— start —

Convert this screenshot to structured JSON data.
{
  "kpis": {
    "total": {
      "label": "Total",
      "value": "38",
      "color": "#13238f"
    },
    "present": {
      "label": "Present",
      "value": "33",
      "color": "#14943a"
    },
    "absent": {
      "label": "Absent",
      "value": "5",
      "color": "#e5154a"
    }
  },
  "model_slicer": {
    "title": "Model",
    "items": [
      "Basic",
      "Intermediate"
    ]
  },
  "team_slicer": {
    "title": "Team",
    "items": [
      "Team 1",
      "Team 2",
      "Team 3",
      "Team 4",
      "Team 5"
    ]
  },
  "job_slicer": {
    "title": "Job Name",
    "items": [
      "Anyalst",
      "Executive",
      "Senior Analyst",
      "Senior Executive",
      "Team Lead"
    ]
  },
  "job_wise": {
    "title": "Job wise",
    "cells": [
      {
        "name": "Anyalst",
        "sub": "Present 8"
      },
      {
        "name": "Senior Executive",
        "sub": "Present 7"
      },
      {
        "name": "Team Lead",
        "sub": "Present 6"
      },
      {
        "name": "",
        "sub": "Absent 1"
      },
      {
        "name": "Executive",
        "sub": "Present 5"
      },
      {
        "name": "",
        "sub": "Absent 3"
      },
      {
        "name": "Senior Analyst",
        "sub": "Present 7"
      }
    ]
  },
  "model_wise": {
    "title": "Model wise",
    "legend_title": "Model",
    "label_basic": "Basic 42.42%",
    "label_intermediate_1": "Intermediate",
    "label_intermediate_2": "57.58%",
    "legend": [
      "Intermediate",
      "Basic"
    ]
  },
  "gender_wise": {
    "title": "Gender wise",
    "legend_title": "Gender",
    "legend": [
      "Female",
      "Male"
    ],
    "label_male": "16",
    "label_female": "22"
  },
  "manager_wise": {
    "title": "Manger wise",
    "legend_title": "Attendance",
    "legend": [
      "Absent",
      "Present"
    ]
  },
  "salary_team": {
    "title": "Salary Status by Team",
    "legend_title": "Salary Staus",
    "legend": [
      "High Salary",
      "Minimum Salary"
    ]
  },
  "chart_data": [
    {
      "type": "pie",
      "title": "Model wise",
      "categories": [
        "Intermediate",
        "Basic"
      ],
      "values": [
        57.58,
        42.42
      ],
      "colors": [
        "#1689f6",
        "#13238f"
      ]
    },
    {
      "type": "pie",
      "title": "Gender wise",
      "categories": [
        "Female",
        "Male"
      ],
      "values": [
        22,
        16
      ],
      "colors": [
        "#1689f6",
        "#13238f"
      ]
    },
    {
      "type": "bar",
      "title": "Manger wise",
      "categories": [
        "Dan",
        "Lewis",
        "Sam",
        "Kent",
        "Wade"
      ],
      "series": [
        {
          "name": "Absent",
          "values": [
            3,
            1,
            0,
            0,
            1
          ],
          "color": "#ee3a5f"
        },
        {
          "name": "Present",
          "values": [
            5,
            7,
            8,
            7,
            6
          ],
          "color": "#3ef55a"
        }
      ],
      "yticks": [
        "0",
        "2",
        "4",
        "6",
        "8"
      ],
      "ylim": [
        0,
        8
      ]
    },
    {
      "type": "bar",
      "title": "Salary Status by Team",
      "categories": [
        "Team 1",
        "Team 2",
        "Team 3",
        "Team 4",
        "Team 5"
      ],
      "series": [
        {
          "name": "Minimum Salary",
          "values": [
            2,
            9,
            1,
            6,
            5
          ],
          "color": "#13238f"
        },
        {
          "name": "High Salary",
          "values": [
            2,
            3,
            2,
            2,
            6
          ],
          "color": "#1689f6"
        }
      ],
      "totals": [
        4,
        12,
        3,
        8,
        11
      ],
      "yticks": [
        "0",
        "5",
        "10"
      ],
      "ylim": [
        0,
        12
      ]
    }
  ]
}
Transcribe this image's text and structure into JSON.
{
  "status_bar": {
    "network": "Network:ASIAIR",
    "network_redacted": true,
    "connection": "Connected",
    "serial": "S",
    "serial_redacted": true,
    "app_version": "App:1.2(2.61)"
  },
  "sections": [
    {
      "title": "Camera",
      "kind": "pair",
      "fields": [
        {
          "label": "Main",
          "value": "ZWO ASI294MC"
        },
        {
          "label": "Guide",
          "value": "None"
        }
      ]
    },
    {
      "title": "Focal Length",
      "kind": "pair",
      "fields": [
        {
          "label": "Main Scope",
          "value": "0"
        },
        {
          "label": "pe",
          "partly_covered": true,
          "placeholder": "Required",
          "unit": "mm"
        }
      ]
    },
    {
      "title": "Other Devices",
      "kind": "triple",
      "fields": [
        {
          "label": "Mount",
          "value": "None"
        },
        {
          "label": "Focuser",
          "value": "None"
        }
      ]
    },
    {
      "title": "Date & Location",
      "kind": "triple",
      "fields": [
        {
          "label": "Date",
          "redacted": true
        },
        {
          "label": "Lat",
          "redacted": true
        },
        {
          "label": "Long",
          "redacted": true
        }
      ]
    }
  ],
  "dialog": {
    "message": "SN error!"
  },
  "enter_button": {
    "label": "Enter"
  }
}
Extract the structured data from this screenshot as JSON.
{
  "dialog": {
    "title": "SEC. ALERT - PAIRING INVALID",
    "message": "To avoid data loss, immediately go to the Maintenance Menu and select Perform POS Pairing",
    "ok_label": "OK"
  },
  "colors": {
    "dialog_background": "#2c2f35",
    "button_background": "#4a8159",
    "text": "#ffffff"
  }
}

— end —

Set task:
Above are the records; copy exactly the lines from the one with "Transcribe this image's" through the final line.

Task answer:
Transcribe this image's text and structure into JSON.
{
  "status_bar": {
    "network": "Network:ASIAIR",
    "network_redacted": true,
    "connection": "Connected",
    "serial": "S",
    "serial_redacted": true,
    "app_version": "App:1.2(2.61)"
  },
  "sections": [
    {
      "title": "Camera",
      "kind": "pair",
      "fields": [
        {
          "label": "Main",
          "value": "ZWO ASI294MC"
        },
        {
          "label": "Guide",
          "value": "None"
        }
      ]
    },
    {
      "title": "Focal Length",
      "kind": "pair",
      "fields": [
        {
          "label": "Main Scope",
          "value": "0"
        },
        {
          "label": "pe",
          "partly_covered": true,
          "placeholder": "Required",
          "unit": "mm"
        }
      ]
    },
    {
      "title": "Other Devices",
      "kind": "triple",
      "fields": [
        {
          "label": "Mount",
          "value": "None"
        },
        {
          "label": "Focuser",
          "value": "None"
        }
      ]
    },
    {
      "title": "Date & Location",
      "kind": "triple",
      "fields": [
        {
          "label": "Date",
          "redacted": true
        },
        {
          "label": "Lat",
          "redacted": true
        },
        {
          "label": "Long",
          "redacted": true
        }
      ]
    }
  ],
  "dialog": {
    "message": "SN error!"
  },
  "enter_button": {
    "label": "Enter"
  }
}
Extract the structured data from this screenshot as JSON.
{
  "dialog": {
    "title": "SEC. ALERT - PAIRING INVALID",
    "message": "To avoid data loss, immediately go to the Maintenance Menu and select Perform POS Pairing",
    "ok_label": "OK"
  },
  "colors": {
    "dialog_background": "#2c2f35",
    "button_background": "#4a8159",
    "text": "#ffffff"
  }
}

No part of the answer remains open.